» **EXERCISE PROMPT**
Go through the records and extract every line with the word "Mini".

» **THE RECORDS**
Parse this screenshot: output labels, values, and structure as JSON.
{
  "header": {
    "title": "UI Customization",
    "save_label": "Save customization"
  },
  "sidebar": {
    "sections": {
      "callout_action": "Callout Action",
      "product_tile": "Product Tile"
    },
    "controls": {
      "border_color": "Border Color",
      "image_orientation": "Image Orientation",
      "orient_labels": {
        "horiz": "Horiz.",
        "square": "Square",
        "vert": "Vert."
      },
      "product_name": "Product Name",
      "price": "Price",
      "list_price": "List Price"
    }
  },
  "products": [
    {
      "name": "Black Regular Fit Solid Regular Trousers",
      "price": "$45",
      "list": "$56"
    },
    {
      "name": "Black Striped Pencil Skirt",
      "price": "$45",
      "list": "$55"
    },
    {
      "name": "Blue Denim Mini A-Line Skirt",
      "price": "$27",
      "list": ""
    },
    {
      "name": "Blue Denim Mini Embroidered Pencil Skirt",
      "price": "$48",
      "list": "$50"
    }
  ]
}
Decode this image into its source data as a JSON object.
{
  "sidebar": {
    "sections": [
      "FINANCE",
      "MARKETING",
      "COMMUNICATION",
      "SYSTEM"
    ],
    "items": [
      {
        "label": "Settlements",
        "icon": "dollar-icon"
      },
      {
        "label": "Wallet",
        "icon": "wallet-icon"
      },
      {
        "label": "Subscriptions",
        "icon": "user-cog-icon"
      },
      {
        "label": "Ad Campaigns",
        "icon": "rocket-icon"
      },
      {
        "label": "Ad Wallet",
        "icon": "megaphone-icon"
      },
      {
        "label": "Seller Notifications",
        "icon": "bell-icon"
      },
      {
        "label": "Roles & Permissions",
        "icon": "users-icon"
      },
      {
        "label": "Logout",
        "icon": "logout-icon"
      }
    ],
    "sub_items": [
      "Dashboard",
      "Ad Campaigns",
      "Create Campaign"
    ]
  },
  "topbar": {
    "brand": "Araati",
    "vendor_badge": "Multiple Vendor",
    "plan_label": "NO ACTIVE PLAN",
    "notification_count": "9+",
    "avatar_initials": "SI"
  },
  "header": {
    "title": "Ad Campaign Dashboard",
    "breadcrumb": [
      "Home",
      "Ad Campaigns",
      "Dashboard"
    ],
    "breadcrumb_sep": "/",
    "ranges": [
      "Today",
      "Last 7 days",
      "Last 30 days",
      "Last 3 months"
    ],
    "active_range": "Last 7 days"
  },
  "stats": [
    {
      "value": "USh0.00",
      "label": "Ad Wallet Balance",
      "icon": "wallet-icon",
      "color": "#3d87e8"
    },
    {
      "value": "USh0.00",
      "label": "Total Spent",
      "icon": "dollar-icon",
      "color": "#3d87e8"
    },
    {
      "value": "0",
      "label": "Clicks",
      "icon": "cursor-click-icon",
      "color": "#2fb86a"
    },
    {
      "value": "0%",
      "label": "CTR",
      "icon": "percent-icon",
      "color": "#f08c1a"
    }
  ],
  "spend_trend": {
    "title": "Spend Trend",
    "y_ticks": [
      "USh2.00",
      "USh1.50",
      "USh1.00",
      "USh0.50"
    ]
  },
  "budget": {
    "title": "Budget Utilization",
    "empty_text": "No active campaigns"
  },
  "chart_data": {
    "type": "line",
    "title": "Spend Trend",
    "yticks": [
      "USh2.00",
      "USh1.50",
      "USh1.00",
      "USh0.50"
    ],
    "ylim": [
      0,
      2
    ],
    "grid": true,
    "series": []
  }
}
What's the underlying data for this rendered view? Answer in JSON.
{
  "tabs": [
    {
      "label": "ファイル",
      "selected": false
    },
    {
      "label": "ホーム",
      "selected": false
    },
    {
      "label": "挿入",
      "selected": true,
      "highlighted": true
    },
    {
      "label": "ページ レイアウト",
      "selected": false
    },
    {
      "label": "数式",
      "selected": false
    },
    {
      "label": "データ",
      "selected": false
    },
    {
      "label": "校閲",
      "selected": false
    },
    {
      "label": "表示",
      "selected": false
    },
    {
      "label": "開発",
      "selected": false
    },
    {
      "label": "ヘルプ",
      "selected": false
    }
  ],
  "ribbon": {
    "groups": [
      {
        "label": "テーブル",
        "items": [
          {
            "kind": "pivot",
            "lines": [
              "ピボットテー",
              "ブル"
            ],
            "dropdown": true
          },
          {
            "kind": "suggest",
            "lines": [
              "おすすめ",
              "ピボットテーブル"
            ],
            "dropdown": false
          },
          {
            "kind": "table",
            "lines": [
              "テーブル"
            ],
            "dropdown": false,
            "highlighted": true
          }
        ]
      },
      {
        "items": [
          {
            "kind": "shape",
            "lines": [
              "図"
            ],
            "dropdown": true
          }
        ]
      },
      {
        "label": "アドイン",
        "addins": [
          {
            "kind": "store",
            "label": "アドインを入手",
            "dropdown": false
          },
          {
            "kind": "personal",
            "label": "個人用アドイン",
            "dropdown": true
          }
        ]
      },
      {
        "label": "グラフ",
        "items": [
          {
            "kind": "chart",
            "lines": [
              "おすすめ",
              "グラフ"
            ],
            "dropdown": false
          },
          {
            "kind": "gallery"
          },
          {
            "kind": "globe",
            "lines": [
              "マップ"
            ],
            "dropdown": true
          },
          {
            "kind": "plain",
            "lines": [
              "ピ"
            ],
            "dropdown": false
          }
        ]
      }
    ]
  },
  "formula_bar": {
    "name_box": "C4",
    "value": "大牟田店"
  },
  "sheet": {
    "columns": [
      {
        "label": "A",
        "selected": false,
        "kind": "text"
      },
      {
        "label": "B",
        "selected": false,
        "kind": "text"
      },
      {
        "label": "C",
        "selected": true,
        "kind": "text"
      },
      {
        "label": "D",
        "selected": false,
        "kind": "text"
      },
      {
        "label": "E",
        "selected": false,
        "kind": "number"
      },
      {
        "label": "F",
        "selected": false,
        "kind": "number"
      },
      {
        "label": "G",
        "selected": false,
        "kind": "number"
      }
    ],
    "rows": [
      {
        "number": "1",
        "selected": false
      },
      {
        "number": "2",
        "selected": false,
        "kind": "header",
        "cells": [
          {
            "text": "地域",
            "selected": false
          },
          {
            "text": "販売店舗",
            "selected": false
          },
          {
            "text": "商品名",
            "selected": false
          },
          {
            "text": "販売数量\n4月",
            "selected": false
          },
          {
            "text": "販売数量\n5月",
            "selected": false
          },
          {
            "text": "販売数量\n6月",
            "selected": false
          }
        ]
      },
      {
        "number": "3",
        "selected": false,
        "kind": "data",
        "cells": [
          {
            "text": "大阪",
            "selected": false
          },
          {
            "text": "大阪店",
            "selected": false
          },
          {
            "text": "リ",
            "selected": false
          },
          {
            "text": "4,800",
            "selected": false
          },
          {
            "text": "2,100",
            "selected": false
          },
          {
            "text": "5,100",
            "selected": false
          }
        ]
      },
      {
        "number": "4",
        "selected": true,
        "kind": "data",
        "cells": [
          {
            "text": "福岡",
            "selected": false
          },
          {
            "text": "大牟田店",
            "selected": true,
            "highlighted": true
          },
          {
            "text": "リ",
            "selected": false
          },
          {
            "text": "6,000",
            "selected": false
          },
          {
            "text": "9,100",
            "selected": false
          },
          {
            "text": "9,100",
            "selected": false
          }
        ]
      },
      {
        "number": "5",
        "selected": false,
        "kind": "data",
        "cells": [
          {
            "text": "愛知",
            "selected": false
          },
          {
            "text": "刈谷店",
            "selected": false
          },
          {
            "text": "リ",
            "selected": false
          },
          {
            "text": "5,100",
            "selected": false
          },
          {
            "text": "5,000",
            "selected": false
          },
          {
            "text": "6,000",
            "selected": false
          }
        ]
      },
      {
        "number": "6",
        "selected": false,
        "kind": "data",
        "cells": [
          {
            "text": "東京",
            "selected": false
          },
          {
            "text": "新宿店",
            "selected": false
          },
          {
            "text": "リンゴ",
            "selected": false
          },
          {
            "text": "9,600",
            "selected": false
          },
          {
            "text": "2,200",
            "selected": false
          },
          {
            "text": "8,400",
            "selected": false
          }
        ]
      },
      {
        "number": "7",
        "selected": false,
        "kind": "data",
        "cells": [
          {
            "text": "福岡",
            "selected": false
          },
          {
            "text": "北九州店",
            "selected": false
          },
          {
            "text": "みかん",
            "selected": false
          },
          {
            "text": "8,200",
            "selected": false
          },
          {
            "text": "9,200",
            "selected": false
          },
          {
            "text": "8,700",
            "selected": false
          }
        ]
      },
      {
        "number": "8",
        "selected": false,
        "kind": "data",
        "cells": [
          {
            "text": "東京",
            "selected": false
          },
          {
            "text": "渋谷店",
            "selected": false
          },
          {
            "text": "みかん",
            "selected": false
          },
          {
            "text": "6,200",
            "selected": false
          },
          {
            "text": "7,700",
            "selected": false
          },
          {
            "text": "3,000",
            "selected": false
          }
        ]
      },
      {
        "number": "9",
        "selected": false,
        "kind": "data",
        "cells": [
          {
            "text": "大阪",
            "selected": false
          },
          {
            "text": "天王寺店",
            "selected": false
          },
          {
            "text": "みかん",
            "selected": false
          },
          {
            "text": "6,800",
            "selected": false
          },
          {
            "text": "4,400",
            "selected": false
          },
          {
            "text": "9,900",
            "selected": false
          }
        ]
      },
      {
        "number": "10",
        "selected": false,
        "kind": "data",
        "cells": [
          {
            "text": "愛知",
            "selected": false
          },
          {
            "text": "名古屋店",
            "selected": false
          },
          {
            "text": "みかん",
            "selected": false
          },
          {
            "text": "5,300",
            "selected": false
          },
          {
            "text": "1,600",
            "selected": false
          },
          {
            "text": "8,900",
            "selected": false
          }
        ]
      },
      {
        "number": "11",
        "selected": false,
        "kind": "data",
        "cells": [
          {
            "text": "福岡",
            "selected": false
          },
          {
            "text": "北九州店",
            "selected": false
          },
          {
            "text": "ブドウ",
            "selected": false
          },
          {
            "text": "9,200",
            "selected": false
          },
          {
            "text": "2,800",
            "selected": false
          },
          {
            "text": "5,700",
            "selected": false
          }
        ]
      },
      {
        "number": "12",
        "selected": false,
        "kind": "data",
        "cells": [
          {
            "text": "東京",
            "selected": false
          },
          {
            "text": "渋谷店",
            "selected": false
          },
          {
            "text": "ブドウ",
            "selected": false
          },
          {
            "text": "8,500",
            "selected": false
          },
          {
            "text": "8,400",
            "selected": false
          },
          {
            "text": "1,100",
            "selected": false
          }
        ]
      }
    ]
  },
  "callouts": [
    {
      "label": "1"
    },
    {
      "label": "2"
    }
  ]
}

» **CORRECT ANSWER**
      "name": "Blue Denim Mini A-Line Skirt",
      "name": "Blue Denim Mini Embroidered Pencil Skirt",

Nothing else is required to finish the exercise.